Find each line holding "Daily" and copy it out.

-- START OF Dataset rows --

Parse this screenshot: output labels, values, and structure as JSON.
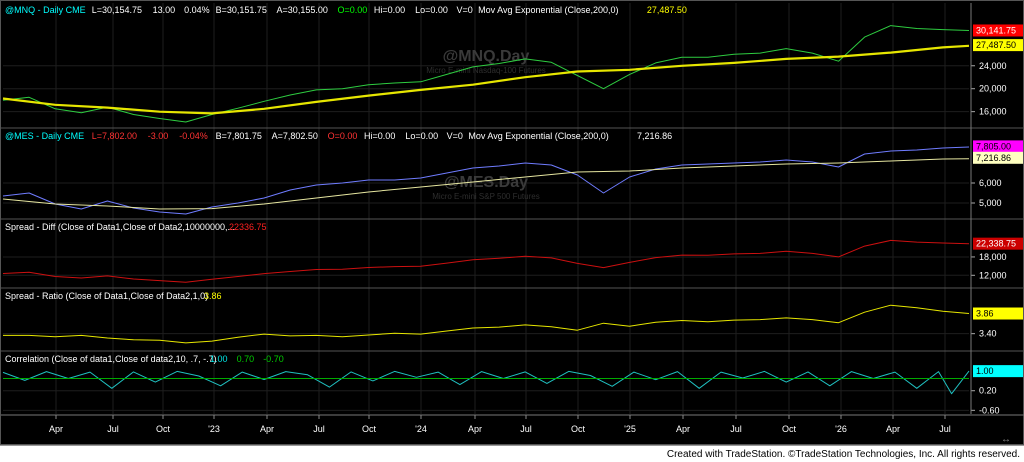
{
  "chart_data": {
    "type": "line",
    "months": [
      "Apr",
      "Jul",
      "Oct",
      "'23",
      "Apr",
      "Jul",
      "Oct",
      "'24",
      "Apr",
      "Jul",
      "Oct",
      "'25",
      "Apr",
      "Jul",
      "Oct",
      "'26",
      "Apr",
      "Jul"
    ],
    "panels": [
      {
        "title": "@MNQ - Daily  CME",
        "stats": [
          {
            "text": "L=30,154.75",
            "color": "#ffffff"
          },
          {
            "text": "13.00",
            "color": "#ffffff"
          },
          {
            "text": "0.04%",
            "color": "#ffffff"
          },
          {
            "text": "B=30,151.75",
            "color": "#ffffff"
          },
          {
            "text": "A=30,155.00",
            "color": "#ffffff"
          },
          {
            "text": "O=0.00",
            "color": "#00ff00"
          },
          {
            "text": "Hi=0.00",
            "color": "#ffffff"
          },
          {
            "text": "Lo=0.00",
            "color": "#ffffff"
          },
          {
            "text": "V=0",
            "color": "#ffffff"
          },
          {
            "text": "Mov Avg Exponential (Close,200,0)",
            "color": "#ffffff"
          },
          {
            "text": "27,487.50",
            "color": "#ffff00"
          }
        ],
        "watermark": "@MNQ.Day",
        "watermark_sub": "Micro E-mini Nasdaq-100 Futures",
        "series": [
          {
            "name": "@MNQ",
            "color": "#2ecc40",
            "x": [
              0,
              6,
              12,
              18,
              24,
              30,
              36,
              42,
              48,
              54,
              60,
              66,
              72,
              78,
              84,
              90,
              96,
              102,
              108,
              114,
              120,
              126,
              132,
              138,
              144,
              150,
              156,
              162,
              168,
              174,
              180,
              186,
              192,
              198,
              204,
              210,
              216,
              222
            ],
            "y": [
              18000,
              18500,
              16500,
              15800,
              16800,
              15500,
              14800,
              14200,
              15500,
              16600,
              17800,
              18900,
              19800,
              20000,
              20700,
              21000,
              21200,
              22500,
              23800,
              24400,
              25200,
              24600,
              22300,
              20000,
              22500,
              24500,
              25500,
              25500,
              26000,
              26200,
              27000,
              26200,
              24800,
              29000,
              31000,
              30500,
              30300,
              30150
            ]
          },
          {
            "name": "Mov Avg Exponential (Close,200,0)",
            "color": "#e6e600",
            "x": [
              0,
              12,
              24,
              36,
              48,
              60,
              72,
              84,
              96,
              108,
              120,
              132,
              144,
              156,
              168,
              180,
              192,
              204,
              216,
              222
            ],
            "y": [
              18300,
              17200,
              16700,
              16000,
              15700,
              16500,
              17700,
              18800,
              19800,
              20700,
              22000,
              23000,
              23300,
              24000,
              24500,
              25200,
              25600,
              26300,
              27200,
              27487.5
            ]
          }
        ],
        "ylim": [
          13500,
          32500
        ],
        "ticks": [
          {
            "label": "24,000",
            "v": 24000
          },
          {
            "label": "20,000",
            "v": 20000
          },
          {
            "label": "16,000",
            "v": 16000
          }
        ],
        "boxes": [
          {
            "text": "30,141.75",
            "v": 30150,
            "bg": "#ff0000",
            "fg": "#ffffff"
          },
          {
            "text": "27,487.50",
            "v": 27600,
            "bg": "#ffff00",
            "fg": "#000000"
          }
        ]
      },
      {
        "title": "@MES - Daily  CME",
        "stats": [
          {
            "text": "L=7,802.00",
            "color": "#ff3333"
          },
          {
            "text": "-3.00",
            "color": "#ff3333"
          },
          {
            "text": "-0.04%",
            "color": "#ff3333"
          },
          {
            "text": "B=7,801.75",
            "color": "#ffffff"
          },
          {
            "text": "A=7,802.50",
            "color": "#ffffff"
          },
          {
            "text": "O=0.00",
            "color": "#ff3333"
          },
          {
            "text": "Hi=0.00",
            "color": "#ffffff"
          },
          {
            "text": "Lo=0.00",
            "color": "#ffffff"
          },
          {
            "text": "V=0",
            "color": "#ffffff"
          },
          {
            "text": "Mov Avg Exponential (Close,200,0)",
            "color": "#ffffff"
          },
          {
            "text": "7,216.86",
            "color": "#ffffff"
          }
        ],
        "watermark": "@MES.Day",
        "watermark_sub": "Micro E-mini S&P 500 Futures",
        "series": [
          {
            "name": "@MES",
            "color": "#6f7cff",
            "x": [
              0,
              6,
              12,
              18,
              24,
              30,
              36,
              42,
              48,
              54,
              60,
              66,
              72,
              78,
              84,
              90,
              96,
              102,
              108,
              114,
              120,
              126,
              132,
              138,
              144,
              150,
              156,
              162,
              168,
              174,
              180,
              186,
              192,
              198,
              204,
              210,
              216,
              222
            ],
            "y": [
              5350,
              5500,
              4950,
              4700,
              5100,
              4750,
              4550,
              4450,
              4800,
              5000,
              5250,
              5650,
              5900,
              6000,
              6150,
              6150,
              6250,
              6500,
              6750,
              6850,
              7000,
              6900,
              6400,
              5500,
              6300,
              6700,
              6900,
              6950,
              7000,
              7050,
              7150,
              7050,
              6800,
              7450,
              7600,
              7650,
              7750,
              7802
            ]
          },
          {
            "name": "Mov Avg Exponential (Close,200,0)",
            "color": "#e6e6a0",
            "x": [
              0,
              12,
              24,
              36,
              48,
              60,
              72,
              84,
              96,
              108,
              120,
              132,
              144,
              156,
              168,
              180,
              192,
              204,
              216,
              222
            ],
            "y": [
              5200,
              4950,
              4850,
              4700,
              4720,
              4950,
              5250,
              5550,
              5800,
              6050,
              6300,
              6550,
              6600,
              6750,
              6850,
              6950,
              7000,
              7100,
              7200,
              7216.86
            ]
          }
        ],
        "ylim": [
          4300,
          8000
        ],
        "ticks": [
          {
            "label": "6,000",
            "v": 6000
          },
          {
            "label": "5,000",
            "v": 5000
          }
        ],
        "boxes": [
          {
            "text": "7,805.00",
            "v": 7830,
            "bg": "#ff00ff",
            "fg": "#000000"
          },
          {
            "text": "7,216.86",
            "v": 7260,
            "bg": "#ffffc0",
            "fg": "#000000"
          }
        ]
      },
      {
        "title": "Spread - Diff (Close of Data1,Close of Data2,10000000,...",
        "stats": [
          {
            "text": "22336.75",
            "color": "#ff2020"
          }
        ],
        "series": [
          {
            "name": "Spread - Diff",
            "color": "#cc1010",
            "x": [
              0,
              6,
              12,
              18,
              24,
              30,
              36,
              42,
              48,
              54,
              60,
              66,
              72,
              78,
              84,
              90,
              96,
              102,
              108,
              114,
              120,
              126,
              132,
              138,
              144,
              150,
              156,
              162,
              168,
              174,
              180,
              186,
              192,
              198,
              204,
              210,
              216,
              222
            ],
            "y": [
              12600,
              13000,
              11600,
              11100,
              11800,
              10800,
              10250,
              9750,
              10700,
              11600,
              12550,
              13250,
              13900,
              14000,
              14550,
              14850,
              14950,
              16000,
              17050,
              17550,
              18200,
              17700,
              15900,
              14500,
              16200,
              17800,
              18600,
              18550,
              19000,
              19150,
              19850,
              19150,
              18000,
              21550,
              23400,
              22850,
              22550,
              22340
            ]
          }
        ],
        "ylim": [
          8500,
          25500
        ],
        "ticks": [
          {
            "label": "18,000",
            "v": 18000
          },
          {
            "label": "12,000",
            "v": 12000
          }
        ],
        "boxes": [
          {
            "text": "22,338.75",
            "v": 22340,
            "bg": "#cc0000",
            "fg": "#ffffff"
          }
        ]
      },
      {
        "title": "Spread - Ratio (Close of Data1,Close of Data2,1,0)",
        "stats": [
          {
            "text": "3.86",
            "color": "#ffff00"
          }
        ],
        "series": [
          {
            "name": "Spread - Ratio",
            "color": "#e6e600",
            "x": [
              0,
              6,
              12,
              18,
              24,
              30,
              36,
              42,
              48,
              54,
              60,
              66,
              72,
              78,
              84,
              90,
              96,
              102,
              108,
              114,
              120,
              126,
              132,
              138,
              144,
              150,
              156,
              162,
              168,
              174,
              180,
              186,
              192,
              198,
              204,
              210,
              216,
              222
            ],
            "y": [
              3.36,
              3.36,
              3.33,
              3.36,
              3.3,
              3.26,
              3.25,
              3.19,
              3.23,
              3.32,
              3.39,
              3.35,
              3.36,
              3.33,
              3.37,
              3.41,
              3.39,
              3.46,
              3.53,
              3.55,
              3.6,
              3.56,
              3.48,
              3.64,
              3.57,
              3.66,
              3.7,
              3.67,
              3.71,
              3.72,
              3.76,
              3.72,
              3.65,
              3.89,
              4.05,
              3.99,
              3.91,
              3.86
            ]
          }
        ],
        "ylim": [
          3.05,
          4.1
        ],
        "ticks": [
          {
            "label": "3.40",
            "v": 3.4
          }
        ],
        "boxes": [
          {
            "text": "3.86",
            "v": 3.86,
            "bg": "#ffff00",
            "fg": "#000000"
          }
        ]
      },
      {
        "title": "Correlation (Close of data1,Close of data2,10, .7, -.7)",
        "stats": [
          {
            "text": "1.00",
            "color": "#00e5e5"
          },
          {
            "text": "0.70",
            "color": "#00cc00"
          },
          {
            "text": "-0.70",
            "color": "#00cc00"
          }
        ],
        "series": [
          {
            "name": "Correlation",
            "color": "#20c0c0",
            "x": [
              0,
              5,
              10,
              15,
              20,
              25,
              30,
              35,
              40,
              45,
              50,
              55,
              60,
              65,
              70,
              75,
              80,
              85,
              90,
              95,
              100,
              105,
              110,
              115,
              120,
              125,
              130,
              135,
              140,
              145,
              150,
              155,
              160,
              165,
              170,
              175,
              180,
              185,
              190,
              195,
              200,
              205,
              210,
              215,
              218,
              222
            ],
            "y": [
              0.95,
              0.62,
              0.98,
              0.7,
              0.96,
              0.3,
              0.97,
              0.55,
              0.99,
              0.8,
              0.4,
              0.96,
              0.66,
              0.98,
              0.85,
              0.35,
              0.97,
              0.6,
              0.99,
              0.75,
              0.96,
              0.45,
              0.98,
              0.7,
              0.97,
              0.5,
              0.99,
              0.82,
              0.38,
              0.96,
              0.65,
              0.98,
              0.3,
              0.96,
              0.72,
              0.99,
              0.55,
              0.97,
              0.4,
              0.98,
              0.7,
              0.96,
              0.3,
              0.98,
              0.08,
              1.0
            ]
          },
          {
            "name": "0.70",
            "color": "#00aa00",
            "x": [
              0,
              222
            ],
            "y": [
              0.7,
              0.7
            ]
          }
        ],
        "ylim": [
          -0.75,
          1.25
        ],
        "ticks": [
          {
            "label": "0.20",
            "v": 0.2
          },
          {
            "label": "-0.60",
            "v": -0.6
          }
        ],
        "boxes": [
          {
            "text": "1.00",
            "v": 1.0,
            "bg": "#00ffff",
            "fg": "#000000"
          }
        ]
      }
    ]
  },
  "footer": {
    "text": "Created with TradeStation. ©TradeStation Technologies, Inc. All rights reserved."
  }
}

-- END OF Dataset rows --
-- START OF Dataset rows --

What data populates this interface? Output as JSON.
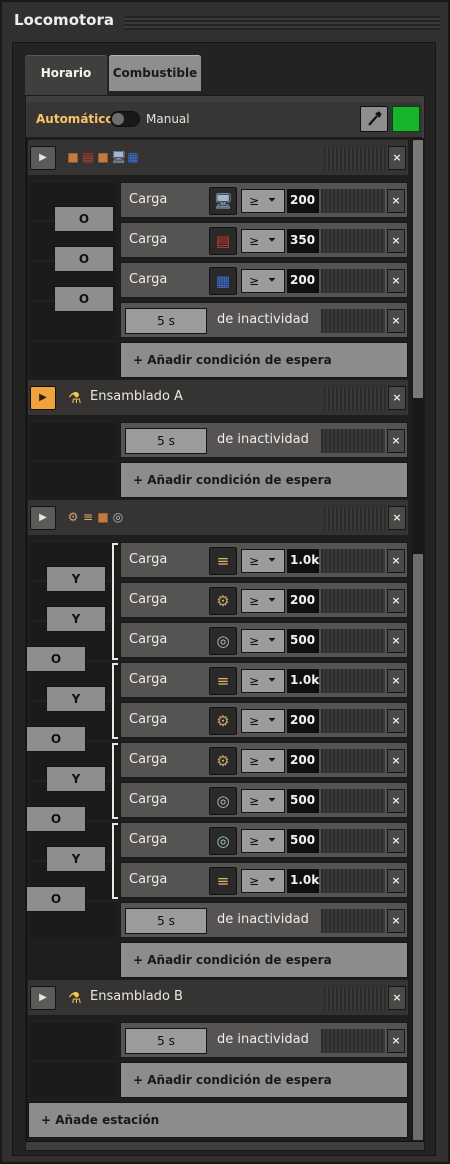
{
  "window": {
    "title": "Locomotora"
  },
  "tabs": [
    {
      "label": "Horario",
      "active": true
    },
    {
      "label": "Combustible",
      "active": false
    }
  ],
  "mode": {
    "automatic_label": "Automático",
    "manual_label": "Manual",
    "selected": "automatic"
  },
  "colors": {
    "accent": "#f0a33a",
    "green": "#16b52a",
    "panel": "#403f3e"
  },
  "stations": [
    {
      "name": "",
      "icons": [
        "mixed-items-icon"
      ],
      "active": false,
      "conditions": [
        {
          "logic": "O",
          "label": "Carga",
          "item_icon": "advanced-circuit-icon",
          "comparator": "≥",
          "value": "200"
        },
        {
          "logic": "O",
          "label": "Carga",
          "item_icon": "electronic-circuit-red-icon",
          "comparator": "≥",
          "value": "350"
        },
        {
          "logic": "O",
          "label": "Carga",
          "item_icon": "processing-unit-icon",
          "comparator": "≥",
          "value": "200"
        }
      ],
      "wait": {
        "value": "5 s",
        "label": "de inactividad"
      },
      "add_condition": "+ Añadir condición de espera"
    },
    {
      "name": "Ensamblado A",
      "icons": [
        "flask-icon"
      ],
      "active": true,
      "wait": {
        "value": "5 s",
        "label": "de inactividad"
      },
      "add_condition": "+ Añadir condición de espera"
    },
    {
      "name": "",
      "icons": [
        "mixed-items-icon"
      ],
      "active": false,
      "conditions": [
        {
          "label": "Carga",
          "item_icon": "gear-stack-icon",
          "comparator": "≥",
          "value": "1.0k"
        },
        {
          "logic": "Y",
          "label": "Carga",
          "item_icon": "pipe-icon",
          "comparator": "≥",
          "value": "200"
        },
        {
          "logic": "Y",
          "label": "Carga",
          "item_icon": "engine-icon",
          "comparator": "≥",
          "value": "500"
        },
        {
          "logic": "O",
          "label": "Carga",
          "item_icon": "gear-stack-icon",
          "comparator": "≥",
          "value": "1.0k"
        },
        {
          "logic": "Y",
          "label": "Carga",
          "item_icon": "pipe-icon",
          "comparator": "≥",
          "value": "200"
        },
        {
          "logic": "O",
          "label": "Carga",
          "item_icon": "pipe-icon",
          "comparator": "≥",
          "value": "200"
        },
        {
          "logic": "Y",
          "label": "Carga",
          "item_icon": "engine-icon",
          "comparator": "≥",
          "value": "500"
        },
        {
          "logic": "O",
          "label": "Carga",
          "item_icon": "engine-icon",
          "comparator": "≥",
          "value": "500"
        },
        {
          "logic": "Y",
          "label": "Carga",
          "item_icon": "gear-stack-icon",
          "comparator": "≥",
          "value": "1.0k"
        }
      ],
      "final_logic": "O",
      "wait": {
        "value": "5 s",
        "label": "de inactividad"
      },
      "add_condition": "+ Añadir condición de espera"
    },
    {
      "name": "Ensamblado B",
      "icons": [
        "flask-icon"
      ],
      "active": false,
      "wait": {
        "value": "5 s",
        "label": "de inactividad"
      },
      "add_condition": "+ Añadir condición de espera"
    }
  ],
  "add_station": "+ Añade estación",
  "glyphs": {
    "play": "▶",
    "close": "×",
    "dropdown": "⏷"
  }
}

-- END OF Dataset rows --

— Answer —
        "title": "@MNQ - Daily  CME",
        "title": "@MES - Daily  CME",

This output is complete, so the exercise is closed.